GIVEN EXERCISE - Your answer should be only a number: how many lines include the word "left".

----- DATA SUPPLIED

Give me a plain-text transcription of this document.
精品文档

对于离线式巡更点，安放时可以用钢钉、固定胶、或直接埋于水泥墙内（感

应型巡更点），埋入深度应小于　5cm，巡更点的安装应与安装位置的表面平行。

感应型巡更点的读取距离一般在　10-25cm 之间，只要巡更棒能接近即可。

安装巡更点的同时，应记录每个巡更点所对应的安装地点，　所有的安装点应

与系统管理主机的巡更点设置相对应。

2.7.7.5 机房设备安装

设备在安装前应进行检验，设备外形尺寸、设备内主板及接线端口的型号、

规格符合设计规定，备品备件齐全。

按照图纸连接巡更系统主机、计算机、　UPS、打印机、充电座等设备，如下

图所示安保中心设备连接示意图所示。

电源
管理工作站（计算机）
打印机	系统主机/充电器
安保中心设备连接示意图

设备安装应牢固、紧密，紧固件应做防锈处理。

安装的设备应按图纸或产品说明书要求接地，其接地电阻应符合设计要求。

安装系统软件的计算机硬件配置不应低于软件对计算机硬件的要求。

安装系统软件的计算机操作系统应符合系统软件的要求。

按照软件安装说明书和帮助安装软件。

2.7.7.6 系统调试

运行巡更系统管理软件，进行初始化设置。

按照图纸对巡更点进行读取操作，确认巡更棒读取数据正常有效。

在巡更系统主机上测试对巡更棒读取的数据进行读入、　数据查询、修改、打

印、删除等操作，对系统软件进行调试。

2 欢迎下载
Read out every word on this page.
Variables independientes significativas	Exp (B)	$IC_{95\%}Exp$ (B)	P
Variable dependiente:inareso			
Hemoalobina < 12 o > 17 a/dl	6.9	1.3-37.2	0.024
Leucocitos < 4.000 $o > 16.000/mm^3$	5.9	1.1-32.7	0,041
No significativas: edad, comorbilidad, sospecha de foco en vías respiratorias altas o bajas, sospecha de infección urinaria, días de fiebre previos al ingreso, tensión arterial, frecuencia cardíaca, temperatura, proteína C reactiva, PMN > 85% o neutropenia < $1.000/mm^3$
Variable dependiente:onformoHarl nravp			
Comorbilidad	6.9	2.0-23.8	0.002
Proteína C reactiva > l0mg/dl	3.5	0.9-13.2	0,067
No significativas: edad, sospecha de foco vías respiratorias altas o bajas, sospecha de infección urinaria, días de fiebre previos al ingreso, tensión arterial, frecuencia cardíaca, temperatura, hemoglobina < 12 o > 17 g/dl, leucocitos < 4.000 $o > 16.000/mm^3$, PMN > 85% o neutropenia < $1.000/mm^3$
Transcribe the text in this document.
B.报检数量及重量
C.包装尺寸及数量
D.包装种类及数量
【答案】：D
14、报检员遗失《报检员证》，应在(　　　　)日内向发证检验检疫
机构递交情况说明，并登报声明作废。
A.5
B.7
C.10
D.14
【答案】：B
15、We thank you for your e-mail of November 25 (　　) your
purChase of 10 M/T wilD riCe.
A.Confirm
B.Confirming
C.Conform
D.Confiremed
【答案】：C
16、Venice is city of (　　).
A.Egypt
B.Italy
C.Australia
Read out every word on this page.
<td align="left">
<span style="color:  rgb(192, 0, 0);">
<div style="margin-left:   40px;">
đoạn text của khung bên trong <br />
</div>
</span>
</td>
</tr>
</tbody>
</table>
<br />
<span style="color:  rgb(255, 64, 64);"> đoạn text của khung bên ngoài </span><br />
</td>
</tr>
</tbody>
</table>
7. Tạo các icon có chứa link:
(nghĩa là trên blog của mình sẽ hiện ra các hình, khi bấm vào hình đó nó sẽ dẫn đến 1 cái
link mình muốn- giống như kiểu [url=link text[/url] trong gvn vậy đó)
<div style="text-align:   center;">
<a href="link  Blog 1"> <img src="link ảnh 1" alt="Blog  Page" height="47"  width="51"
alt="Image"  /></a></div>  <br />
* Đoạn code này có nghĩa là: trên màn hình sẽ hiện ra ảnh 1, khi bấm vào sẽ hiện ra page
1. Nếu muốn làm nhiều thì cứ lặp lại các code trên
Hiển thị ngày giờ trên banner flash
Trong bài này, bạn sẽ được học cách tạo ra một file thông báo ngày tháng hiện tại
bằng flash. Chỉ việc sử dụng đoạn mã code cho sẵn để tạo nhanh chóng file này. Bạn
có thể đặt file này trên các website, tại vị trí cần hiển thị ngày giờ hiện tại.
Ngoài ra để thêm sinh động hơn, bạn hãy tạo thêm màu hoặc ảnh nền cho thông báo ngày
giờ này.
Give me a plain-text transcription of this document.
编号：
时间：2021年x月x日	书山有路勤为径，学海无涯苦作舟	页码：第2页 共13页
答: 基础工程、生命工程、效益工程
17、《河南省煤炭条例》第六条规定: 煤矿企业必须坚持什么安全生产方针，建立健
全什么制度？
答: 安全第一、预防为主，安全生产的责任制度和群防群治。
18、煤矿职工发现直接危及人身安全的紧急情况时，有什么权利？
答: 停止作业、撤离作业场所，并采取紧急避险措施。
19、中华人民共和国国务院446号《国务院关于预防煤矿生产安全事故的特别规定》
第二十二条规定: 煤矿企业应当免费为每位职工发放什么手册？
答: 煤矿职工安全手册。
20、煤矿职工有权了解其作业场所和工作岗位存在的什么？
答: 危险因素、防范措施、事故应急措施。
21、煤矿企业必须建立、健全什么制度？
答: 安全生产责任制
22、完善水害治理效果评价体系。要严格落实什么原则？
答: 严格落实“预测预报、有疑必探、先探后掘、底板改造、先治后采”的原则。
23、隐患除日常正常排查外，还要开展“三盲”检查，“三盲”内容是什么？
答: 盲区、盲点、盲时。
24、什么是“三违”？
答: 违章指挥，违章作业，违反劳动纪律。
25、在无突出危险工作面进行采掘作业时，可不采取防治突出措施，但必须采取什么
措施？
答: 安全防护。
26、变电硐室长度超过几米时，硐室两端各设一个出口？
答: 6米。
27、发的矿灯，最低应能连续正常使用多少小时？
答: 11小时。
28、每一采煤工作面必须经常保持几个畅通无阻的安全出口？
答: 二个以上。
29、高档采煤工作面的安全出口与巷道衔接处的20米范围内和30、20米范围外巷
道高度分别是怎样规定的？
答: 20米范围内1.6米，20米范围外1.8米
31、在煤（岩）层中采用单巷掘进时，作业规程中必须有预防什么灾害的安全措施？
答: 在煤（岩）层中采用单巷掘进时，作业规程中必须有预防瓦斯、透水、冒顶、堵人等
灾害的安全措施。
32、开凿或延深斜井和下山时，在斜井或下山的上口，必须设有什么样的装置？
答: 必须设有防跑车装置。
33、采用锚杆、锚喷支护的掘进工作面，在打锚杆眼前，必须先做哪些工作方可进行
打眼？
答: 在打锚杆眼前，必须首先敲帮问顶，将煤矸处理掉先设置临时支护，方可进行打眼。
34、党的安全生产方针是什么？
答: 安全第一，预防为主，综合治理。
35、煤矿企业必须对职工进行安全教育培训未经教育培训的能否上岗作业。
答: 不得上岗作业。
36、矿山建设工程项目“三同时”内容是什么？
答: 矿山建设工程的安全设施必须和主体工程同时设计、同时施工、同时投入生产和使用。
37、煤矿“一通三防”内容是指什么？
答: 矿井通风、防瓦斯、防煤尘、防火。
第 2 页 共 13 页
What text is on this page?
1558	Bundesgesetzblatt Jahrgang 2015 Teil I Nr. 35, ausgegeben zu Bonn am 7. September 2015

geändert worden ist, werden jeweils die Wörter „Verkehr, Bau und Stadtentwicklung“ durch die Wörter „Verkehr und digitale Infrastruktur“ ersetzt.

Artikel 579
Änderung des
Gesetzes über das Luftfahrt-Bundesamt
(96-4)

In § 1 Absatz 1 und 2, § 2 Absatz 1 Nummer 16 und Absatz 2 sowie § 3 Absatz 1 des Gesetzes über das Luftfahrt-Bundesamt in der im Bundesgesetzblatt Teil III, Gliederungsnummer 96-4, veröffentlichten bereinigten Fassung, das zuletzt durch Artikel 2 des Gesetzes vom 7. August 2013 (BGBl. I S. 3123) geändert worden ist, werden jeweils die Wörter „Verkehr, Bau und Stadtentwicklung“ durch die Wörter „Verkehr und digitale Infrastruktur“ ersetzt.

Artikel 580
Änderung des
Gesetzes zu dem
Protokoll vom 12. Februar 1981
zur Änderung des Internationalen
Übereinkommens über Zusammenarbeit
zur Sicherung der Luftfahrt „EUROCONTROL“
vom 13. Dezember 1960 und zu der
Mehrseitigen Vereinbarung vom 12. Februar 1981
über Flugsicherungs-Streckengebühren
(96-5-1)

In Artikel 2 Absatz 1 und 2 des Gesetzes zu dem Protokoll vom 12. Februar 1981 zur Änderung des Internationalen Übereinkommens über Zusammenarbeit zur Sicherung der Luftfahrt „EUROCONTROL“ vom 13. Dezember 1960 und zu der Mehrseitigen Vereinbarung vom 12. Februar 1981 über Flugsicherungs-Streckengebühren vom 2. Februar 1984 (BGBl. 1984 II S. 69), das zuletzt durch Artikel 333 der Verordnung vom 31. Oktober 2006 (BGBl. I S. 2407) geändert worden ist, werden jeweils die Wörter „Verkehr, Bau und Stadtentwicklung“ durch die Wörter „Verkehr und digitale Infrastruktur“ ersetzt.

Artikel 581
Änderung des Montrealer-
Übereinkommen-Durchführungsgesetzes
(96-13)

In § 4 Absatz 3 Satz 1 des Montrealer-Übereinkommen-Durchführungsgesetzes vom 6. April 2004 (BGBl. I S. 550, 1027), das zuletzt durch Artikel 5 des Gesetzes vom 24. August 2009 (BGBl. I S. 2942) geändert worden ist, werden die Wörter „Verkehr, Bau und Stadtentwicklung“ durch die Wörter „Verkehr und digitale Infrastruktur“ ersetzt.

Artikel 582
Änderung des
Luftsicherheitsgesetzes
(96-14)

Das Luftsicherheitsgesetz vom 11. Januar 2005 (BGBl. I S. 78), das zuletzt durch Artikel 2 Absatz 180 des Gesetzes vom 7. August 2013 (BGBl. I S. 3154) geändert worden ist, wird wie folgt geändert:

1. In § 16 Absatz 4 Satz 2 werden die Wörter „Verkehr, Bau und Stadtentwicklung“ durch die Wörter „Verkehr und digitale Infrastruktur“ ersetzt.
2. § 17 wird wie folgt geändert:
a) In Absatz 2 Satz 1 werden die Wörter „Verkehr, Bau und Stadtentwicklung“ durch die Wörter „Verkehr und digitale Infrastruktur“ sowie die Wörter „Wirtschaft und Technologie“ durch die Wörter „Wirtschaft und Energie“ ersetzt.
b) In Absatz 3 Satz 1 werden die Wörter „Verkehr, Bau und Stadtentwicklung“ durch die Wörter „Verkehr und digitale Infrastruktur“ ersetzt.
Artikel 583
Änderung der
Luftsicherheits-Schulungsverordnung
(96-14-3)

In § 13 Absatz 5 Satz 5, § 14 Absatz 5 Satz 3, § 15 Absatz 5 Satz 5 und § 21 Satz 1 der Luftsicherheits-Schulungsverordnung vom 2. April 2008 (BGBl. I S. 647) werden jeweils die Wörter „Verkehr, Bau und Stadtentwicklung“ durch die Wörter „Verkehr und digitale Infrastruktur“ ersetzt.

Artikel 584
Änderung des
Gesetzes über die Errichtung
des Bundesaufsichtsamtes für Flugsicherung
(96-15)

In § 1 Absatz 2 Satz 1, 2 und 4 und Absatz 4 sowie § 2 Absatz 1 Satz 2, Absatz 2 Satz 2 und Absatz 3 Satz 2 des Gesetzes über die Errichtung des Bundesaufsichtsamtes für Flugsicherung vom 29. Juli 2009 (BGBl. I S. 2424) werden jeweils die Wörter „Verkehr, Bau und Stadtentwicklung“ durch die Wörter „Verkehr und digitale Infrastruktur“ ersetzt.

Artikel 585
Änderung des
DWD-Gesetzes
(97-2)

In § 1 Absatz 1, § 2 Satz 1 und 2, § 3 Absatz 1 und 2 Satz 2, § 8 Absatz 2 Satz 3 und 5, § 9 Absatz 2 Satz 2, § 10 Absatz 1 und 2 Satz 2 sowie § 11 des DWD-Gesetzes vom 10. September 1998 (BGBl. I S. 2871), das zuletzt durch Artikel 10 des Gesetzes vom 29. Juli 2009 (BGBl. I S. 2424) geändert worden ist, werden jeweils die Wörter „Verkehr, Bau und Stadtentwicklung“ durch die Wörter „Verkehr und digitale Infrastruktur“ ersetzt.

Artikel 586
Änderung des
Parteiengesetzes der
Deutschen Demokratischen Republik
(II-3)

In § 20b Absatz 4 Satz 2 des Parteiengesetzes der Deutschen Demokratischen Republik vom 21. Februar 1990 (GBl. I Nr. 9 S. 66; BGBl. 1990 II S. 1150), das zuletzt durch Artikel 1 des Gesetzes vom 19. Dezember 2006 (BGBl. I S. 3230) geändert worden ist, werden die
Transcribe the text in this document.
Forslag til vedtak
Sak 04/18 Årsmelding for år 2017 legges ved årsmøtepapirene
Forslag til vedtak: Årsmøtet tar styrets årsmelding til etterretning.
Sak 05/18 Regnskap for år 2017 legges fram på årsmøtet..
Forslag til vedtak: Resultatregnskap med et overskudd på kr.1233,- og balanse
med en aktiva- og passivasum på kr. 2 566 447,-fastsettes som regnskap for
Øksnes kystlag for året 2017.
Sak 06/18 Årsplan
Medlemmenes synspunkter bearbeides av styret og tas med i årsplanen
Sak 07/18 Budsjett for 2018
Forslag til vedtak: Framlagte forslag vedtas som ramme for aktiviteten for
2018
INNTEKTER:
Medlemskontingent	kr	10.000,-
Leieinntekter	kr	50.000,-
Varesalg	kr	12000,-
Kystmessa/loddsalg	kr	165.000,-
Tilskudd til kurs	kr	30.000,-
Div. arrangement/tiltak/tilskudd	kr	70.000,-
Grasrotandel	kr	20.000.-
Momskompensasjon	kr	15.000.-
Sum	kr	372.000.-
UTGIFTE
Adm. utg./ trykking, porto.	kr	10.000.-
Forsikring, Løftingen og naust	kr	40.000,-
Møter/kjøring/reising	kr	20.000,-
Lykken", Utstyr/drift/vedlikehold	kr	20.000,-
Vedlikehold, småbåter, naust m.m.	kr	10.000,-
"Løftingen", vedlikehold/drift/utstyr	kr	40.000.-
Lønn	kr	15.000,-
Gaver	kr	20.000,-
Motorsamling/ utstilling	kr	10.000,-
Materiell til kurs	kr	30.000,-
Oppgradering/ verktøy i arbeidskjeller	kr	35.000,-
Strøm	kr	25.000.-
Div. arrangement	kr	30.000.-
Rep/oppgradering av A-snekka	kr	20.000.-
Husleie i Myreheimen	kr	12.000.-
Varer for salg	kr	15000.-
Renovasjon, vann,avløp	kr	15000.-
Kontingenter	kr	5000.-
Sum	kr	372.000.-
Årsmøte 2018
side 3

----------

RESULT OF THE TASK - 2